## WHAT IS EXPECTED
Repeat all of the data precisely.

───── RAW RECORDS

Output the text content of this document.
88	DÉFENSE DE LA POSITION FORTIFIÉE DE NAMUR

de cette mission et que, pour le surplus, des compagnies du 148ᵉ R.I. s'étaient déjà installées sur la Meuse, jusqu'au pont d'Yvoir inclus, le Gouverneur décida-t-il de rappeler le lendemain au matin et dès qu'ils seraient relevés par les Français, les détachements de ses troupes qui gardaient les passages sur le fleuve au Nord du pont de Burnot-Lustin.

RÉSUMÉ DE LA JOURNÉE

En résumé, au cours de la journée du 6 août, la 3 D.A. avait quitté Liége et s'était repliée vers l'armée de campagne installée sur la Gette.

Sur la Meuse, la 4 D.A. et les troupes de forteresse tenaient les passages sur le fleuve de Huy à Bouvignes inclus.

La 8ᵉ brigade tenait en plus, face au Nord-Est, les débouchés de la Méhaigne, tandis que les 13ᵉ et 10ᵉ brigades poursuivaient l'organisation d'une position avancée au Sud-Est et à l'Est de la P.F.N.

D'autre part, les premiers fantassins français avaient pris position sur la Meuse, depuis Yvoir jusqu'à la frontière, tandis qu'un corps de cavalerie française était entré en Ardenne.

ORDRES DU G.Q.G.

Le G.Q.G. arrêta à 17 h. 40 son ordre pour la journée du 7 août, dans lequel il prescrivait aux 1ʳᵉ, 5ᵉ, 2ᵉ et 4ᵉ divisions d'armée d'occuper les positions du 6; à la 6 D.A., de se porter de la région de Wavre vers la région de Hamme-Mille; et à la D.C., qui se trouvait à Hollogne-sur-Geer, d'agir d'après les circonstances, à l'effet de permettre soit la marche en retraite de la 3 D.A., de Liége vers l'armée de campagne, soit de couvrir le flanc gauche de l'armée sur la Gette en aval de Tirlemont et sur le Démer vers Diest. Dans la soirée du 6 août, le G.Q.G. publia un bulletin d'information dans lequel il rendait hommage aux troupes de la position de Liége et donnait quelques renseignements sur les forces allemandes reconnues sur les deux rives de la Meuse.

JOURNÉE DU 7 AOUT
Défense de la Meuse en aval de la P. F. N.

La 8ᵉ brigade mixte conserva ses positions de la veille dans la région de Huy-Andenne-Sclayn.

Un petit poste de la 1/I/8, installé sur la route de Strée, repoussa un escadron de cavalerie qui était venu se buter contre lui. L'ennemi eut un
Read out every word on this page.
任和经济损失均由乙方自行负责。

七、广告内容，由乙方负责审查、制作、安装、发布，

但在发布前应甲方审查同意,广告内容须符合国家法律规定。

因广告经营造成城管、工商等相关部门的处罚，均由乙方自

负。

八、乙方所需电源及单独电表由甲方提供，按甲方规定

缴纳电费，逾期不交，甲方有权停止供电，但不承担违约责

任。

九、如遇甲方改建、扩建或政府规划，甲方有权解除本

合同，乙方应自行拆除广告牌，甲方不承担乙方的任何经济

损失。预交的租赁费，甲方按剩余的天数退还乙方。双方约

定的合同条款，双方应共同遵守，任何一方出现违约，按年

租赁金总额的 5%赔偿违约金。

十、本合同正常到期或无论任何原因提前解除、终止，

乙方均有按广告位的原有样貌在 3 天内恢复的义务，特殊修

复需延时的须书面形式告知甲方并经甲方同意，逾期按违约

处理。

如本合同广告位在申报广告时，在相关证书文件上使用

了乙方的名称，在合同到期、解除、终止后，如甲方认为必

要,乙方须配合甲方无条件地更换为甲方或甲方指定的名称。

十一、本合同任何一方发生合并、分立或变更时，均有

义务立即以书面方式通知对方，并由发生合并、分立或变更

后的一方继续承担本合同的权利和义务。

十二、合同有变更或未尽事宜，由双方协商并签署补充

──────────

## ANSWER BELOW
Output the text content of this document.
88	DÉFENSE DE LA POSITION FORTIFIÉE DE NAMUR

de cette mission et que, pour le surplus, des compagnies du 148ᵉ R.I. s'étaient déjà installées sur la Meuse, jusqu'au pont d'Yvoir inclus, le Gouverneur décida-t-il de rappeler le lendemain au matin et dès qu'ils seraient relevés par les Français, les détachements de ses troupes qui gardaient les passages sur le fleuve au Nord du pont de Burnot-Lustin.

RÉSUMÉ DE LA JOURNÉE

En résumé, au cours de la journée du 6 août, la 3 D.A. avait quitté Liége et s'était repliée vers l'armée de campagne installée sur la Gette.

Sur la Meuse, la 4 D.A. et les troupes de forteresse tenaient les passages sur le fleuve de Huy à Bouvignes inclus.

La 8ᵉ brigade tenait en plus, face au Nord-Est, les débouchés de la Méhaigne, tandis que les 13ᵉ et 10ᵉ brigades poursuivaient l'organisation d'une position avancée au Sud-Est et à l'Est de la P.F.N.

D'autre part, les premiers fantassins français avaient pris position sur la Meuse, depuis Yvoir jusqu'à la frontière, tandis qu'un corps de cavalerie française était entré en Ardenne.

ORDRES DU G.Q.G.

Le G.Q.G. arrêta à 17 h. 40 son ordre pour la journée du 7 août, dans lequel il prescrivait aux 1ʳᵉ, 5ᵉ, 2ᵉ et 4ᵉ divisions d'armée d'occuper les positions du 6; à la 6 D.A., de se porter de la région de Wavre vers la région de Hamme-Mille; et à la D.C., qui se trouvait à Hollogne-sur-Geer, d'agir d'après les circonstances, à l'effet de permettre soit la marche en retraite de la 3 D.A., de Liége vers l'armée de campagne, soit de couvrir le flanc gauche de l'armée sur la Gette en aval de Tirlemont et sur le Démer vers Diest. Dans la soirée du 6 août, le G.Q.G. publia un bulletin d'information dans lequel il rendait hommage aux troupes de la position de Liége et donnait quelques renseignements sur les forces allemandes reconnues sur les deux rives de la Meuse.

JOURNÉE DU 7 AOUT
Défense de la Meuse en aval de la P. F. N.

La 8ᵉ brigade mixte conserva ses positions de la veille dans la région de Huy-Andenne-Sclayn.

Un petit poste de la 1/I/8, installé sur la route de Strée, repoussa un escadron de cavalerie qui était venu se buter contre lui. L'ennemi eut un
Read out every word on this page.
任和经济损失均由乙方自行负责。

七、广告内容，由乙方负责审查、制作、安装、发布，

但在发布前应甲方审查同意,广告内容须符合国家法律规定。

因广告经营造成城管、工商等相关部门的处罚，均由乙方自

负。

八、乙方所需电源及单独电表由甲方提供，按甲方规定

缴纳电费，逾期不交，甲方有权停止供电，但不承担违约责

任。

九、如遇甲方改建、扩建或政府规划，甲方有权解除本

合同，乙方应自行拆除广告牌，甲方不承担乙方的任何经济

损失。预交的租赁费，甲方按剩余的天数退还乙方。双方约

定的合同条款，双方应共同遵守，任何一方出现违约，按年

租赁金总额的 5%赔偿违约金。

十、本合同正常到期或无论任何原因提前解除、终止，

乙方均有按广告位的原有样貌在 3 天内恢复的义务，特殊修

复需延时的须书面形式告知甲方并经甲方同意，逾期按违约

处理。

如本合同广告位在申报广告时，在相关证书文件上使用

了乙方的名称，在合同到期、解除、终止后，如甲方认为必

要,乙方须配合甲方无条件地更换为甲方或甲方指定的名称。

十一、本合同任何一方发生合并、分立或变更时，均有

义务立即以书面方式通知对方，并由发生合并、分立或变更

后的一方继续承担本合同的权利和义务。

十二、合同有变更或未尽事宜，由双方协商并签署补充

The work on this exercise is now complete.